DATASET RECORDS =
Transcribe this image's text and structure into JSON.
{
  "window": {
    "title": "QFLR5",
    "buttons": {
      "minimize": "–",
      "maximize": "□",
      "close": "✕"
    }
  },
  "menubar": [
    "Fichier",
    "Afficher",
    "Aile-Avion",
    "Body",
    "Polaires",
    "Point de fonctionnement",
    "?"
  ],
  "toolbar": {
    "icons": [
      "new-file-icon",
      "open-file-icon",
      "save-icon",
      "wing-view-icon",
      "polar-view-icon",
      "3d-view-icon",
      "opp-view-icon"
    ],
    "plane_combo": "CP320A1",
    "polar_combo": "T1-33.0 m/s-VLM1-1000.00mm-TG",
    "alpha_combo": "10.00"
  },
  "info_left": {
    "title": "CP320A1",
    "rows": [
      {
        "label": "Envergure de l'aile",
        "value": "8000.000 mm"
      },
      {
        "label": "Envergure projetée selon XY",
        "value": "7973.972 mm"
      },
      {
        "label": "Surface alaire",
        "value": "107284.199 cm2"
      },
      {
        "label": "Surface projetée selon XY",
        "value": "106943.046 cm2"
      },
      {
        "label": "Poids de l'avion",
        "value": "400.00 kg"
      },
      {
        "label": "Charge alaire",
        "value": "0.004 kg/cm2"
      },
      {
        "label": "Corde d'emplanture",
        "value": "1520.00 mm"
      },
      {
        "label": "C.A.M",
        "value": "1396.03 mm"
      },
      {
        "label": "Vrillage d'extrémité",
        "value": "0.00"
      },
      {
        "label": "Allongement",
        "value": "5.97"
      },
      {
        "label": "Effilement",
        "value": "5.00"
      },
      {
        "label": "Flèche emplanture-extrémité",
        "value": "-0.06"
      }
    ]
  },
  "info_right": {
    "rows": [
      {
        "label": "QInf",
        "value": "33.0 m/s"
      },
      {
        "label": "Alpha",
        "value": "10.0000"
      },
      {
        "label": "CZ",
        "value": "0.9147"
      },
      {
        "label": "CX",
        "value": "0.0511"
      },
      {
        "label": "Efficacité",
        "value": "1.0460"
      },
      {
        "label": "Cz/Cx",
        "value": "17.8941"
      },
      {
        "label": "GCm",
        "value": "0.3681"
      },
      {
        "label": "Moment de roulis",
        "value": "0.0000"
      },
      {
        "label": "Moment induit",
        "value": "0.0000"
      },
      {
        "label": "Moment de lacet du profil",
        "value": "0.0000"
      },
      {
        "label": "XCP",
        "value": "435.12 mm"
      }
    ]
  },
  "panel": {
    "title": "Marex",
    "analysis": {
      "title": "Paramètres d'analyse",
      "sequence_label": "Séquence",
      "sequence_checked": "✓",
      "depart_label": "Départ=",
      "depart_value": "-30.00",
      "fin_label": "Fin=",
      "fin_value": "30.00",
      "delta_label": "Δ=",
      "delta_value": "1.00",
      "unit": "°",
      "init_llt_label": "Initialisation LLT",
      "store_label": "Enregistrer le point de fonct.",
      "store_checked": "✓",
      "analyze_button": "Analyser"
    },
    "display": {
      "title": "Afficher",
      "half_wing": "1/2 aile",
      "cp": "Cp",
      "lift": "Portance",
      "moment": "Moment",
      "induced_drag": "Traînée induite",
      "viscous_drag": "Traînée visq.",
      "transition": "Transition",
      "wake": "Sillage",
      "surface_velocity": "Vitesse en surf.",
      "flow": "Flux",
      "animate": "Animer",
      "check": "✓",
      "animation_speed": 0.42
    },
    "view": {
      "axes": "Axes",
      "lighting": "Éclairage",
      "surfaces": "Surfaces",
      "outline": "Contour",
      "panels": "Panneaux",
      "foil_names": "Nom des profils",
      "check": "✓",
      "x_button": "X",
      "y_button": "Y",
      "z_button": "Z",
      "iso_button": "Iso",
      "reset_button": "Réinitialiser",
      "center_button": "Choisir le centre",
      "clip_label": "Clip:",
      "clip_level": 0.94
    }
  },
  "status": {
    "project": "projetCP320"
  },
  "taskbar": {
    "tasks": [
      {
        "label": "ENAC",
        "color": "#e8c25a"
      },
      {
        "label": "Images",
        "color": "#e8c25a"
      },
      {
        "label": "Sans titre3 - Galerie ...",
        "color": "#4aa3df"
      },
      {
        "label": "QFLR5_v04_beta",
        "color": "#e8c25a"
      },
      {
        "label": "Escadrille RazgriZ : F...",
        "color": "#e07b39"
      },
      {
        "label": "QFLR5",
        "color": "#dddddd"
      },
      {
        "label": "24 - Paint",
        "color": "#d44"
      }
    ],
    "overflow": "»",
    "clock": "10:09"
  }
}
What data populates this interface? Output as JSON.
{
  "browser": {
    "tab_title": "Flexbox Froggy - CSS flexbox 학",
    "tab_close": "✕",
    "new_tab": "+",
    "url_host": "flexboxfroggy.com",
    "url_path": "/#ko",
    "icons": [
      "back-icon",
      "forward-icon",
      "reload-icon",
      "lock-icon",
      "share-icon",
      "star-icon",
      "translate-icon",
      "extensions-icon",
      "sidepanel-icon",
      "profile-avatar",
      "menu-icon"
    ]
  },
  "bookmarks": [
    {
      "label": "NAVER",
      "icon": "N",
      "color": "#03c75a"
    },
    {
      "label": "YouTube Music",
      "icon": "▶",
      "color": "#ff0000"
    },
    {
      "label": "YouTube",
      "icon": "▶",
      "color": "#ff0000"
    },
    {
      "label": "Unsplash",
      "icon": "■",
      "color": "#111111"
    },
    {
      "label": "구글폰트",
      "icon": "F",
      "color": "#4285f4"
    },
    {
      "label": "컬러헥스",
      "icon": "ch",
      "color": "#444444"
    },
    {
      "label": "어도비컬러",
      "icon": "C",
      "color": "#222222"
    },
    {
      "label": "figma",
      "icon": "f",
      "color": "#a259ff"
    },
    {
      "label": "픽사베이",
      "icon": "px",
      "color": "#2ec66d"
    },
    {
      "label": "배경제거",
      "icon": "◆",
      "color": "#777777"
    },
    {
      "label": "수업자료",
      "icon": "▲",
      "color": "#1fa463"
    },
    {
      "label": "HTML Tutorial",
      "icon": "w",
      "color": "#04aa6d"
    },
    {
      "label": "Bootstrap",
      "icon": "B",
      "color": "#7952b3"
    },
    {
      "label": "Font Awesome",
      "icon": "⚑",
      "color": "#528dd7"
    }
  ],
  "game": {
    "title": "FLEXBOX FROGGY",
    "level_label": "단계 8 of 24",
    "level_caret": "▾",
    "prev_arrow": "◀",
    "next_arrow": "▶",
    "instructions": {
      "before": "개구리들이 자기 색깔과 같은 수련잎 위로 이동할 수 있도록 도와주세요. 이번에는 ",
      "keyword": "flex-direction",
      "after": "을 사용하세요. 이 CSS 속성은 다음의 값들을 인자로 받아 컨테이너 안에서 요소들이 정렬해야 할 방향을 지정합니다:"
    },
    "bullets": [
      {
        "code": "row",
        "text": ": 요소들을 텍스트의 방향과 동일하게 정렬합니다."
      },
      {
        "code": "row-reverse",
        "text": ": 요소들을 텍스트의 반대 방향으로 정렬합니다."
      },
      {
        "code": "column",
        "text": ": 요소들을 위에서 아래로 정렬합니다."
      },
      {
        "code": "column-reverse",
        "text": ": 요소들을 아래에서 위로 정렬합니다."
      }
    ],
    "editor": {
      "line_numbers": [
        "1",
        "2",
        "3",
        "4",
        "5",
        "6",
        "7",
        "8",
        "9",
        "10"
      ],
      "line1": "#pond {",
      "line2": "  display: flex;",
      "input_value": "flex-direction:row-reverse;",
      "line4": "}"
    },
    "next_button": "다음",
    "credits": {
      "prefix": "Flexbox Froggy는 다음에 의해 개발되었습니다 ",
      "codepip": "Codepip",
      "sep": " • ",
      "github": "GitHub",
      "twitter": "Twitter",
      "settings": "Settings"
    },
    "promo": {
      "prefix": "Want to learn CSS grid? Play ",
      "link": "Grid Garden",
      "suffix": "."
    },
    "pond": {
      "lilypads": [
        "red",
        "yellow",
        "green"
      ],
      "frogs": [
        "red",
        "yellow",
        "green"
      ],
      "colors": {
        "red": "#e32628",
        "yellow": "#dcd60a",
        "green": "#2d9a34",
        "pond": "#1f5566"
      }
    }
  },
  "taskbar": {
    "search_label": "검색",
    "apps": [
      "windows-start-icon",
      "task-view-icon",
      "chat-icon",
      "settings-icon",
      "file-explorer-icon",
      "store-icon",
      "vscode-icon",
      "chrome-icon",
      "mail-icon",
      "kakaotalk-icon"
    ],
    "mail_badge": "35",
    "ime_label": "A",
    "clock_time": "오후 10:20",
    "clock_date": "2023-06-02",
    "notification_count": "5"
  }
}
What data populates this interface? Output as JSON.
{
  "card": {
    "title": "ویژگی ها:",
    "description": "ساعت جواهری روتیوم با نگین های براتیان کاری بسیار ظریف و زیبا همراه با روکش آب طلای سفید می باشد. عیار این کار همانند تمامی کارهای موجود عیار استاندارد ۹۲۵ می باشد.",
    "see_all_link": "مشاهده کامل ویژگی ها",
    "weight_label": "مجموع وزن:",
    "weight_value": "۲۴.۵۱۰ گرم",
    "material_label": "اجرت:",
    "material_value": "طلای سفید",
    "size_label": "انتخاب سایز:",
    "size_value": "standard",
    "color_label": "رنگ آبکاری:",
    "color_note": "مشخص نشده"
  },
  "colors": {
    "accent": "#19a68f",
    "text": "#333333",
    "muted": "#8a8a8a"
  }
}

WORK REQUIRED = Copy out each line of the data where the string "reverse" appears.

EXPECTED ANSWER =
        "code": "row-reverse",
        "code": "column-reverse",
      "input_value": "flex-direction:row-reverse;",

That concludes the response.